[Dataset records]

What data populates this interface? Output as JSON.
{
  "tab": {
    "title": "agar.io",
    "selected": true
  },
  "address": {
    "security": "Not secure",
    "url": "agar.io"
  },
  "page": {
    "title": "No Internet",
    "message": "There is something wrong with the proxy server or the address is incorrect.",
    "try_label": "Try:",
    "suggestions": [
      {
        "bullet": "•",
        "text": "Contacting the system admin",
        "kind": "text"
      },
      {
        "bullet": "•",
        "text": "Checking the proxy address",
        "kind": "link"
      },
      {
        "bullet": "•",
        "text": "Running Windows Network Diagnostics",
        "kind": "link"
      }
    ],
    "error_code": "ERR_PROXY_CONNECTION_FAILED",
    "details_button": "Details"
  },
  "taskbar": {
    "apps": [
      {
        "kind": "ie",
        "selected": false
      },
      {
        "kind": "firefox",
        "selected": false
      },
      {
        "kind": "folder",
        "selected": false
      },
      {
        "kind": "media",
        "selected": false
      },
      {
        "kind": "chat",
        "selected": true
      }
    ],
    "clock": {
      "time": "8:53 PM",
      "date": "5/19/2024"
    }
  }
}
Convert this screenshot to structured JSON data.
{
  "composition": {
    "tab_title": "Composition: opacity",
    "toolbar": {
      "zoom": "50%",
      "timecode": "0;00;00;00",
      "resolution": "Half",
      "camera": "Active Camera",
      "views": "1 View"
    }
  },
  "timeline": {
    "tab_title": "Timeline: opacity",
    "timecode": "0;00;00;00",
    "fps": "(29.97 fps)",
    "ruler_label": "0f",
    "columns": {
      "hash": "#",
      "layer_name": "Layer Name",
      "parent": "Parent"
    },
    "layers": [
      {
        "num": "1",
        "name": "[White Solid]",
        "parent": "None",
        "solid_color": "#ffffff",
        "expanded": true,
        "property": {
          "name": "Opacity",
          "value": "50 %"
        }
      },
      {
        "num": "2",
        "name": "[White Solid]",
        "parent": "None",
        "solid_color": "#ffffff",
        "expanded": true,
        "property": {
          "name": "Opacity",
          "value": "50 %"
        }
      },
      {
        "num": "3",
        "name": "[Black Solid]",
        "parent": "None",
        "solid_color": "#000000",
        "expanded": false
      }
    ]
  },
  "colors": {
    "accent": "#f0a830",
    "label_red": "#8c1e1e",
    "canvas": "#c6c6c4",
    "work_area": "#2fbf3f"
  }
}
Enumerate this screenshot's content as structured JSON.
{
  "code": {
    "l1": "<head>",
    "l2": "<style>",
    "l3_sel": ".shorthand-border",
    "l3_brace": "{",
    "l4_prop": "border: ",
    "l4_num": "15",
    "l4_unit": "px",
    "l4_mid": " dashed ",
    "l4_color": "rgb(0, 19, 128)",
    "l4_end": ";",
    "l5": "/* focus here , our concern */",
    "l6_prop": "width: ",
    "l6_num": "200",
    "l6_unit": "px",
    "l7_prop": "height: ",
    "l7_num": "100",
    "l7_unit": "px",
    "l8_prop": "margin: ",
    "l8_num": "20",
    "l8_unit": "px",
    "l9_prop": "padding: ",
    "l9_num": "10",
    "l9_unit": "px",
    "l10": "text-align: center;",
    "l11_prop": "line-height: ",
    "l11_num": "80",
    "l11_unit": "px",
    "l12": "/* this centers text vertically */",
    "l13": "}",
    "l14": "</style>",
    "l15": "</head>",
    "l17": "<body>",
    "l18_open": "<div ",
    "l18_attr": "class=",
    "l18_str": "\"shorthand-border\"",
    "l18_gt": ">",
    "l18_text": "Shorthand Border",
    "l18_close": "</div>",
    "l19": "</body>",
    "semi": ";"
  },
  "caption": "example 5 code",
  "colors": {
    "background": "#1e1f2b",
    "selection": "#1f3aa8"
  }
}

Problem requirements:
Every line containing the string "true" must be listed.

Solution:
    "selected": true
        "selected": true
        "expanded": true,
        "expanded": true,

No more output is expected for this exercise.